→ **Directions**
Copy every one of the following records word for word, keeping each line as it appears.
--- --- ---
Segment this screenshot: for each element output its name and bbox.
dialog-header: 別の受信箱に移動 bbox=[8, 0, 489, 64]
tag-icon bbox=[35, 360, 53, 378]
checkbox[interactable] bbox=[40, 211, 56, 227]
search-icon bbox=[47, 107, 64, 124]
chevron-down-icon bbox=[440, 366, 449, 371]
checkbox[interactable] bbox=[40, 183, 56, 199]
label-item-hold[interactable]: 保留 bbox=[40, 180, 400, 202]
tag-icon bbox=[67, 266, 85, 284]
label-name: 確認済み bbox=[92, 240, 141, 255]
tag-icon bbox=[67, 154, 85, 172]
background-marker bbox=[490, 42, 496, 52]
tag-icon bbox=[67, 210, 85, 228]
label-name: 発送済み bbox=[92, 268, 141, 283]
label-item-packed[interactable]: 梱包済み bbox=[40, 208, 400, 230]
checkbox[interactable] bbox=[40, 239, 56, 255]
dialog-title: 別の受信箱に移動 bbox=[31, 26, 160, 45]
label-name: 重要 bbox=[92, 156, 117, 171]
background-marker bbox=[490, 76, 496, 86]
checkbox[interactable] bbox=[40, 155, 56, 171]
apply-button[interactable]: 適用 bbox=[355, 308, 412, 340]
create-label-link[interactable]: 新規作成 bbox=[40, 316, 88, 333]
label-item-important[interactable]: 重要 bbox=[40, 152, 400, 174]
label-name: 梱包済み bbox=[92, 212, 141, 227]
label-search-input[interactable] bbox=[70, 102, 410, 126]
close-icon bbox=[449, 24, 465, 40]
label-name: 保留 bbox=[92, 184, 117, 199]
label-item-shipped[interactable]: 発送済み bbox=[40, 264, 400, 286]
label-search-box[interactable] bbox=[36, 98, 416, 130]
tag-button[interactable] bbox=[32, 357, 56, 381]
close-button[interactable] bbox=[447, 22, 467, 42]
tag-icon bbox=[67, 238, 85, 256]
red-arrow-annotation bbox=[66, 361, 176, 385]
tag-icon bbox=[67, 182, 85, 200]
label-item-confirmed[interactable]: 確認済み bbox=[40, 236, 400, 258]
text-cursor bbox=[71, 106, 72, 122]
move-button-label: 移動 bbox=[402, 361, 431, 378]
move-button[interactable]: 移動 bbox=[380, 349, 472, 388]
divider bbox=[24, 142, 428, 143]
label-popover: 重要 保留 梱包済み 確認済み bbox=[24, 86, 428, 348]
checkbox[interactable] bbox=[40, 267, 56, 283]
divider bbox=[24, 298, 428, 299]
--- --- ---
→ **Completed exercise**
Segment this screenshot: for each element output its name and bbox.
dialog-header: 別の受信箱に移動 bbox=[8, 0, 489, 64]
tag-icon bbox=[35, 360, 53, 378]
checkbox[interactable] bbox=[40, 211, 56, 227]
search-icon bbox=[47, 107, 64, 124]
chevron-down-icon bbox=[440, 366, 449, 371]
checkbox[interactable] bbox=[40, 183, 56, 199]
label-item-hold[interactable]: 保留 bbox=[40, 180, 400, 202]
tag-icon bbox=[67, 266, 85, 284]
label-name: 確認済み bbox=[92, 240, 141, 255]
tag-icon bbox=[67, 154, 85, 172]
background-marker bbox=[490, 42, 496, 52]
tag-icon bbox=[67, 210, 85, 228]
label-name: 発送済み bbox=[92, 268, 141, 283]
label-item-packed[interactable]: 梱包済み bbox=[40, 208, 400, 230]
checkbox[interactable] bbox=[40, 239, 56, 255]
dialog-title: 別の受信箱に移動 bbox=[31, 26, 160, 45]
label-name: 重要 bbox=[92, 156, 117, 171]
background-marker bbox=[490, 76, 496, 86]
checkbox[interactable] bbox=[40, 155, 56, 171]
apply-button[interactable]: 適用 bbox=[355, 308, 412, 340]
create-label-link[interactable]: 新規作成 bbox=[40, 316, 88, 333]
label-item-important[interactable]: 重要 bbox=[40, 152, 400, 174]
label-name: 梱包済み bbox=[92, 212, 141, 227]
label-search-input[interactable] bbox=[70, 102, 410, 126]
close-icon bbox=[449, 24, 465, 40]
label-name: 保留 bbox=[92, 184, 117, 199]
label-item-shipped[interactable]: 発送済み bbox=[40, 264, 400, 286]
label-search-box[interactable] bbox=[36, 98, 416, 130]
tag-button[interactable] bbox=[32, 357, 56, 381]
close-button[interactable] bbox=[447, 22, 467, 42]
tag-icon bbox=[67, 238, 85, 256]
red-arrow-annotation bbox=[66, 361, 176, 385]
tag-icon bbox=[67, 182, 85, 200]
label-item-confirmed[interactable]: 確認済み bbox=[40, 236, 400, 258]
text-cursor bbox=[71, 106, 72, 122]
move-button-label: 移動 bbox=[402, 361, 431, 378]
move-button[interactable]: 移動 bbox=[380, 349, 472, 388]
divider bbox=[24, 142, 428, 143]
label-popover: 重要 保留 梱包済み 確認済み bbox=[24, 86, 428, 348]
checkbox[interactable] bbox=[40, 267, 56, 283]
divider bbox=[24, 298, 428, 299]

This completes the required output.